[START OF DATA SUPPLIED]

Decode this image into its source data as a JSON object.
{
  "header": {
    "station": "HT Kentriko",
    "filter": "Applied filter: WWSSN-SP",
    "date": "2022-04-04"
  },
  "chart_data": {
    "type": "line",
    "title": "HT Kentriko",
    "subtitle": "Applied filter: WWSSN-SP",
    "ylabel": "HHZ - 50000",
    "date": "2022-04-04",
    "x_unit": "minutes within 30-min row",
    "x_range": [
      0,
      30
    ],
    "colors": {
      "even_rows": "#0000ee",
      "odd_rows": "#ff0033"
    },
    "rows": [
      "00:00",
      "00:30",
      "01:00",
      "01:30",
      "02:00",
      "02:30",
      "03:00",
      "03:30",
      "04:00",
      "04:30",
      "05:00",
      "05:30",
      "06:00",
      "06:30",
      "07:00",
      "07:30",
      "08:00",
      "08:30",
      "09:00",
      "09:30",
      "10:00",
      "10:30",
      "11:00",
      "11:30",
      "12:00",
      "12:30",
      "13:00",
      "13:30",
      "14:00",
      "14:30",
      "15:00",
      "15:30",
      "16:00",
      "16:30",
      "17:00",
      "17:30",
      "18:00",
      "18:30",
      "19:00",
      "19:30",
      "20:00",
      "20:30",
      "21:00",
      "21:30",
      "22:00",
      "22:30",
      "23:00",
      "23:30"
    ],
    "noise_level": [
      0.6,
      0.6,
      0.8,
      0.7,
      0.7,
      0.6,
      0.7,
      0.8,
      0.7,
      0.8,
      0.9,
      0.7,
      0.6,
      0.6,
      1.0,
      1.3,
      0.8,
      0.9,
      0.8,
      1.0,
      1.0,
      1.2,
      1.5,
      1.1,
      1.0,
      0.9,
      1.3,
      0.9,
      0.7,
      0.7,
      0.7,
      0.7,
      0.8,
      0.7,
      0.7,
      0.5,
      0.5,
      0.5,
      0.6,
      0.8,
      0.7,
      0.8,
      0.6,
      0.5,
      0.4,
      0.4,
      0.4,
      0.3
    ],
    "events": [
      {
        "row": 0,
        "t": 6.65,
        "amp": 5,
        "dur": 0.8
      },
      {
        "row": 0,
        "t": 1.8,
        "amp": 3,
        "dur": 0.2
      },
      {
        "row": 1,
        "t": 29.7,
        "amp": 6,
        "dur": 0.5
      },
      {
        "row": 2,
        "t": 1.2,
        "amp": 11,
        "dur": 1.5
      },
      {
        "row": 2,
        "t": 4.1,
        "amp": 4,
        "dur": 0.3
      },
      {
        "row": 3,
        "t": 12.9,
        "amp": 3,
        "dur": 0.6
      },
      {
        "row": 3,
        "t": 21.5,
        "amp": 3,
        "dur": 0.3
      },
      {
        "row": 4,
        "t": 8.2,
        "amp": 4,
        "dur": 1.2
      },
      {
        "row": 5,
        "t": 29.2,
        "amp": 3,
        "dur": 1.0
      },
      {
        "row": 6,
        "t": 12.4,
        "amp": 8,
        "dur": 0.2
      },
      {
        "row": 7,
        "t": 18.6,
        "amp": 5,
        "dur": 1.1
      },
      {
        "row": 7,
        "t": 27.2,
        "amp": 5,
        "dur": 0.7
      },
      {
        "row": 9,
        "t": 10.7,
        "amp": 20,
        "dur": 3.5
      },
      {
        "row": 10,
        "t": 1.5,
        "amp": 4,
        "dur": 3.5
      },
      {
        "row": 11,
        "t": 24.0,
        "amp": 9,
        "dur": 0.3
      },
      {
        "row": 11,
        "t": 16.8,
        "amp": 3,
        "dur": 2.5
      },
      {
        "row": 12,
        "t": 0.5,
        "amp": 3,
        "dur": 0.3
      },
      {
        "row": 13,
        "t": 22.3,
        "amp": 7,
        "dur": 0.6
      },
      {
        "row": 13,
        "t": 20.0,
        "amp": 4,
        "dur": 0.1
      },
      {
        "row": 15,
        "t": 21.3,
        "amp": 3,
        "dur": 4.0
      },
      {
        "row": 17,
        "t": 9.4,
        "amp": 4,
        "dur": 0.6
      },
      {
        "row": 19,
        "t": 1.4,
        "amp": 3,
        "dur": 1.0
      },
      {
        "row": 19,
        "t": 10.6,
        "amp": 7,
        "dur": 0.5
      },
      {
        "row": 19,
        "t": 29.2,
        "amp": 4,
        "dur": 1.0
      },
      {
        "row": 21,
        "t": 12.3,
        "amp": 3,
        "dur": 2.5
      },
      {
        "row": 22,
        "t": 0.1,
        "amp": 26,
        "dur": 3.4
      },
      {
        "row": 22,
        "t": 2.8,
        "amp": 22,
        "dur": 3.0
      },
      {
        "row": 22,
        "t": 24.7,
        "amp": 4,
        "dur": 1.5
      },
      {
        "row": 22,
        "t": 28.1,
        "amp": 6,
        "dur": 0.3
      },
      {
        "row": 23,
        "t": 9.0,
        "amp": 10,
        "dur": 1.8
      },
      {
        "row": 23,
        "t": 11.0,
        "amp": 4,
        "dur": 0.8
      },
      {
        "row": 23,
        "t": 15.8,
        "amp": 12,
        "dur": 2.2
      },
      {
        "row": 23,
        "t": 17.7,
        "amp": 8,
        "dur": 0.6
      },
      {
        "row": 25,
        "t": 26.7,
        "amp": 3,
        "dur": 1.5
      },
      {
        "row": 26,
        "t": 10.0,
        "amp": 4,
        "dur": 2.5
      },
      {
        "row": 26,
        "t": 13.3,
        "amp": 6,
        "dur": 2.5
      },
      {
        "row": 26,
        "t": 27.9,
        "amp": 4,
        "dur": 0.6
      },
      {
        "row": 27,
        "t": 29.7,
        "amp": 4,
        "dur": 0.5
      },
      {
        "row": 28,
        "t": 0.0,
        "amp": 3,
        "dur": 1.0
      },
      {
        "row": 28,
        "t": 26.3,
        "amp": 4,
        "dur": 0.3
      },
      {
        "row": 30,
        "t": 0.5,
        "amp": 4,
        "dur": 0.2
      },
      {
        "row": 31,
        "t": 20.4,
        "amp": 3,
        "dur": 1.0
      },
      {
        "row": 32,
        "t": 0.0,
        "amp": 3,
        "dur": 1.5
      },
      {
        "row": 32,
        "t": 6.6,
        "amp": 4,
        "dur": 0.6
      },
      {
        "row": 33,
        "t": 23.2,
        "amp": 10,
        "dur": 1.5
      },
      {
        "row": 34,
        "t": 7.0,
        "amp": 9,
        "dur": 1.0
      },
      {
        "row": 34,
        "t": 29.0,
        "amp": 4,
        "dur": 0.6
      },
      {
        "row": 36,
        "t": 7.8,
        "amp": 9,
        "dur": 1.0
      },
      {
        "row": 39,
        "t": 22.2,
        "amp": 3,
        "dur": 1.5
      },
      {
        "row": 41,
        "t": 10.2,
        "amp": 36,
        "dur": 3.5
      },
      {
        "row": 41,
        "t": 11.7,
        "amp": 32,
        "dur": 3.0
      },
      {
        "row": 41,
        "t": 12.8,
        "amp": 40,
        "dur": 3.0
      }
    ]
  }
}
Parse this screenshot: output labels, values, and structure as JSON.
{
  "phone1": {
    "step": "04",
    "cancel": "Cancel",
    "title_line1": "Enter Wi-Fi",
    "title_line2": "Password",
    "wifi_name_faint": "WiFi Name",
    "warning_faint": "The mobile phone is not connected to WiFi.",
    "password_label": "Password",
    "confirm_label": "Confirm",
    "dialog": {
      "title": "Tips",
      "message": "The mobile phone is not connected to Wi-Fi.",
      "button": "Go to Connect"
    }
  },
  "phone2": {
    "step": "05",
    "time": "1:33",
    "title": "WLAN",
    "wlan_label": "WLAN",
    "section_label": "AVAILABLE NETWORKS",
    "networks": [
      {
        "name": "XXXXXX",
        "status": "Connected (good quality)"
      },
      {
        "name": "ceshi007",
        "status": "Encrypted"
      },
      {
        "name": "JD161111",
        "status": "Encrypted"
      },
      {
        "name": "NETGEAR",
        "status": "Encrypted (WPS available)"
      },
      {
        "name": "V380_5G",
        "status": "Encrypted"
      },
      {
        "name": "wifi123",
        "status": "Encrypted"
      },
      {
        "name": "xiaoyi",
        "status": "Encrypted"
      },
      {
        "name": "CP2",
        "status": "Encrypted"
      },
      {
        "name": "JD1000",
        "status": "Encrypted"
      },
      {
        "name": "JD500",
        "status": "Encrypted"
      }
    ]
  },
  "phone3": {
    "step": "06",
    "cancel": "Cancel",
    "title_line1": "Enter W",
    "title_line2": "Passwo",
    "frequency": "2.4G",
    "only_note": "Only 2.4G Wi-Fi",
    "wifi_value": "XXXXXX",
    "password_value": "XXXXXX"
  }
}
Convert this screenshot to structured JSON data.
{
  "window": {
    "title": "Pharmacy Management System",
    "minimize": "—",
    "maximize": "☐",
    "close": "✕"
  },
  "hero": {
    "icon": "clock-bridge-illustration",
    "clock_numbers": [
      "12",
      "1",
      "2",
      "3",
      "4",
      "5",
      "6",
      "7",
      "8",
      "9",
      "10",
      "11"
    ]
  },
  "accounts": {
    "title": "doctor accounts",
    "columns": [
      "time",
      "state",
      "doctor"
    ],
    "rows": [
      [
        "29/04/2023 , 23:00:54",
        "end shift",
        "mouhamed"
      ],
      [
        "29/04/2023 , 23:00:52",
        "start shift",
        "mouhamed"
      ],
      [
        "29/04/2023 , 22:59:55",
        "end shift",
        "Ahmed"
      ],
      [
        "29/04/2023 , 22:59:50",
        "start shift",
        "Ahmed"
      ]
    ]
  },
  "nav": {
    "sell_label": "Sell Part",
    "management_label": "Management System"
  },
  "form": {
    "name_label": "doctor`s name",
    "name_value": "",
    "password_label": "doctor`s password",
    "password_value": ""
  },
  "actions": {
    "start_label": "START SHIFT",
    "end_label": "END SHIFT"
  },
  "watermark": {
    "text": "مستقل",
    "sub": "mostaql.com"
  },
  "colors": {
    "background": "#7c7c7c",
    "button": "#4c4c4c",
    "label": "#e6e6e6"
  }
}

[END OF DATA SUPPLIED]

Pull every line containing the word "this" out of the material.

Decode this image into its source data as a JSON object.
Parse this screenshot: output labels, values, and structure as JSON.
Convert this screenshot to structured JSON data.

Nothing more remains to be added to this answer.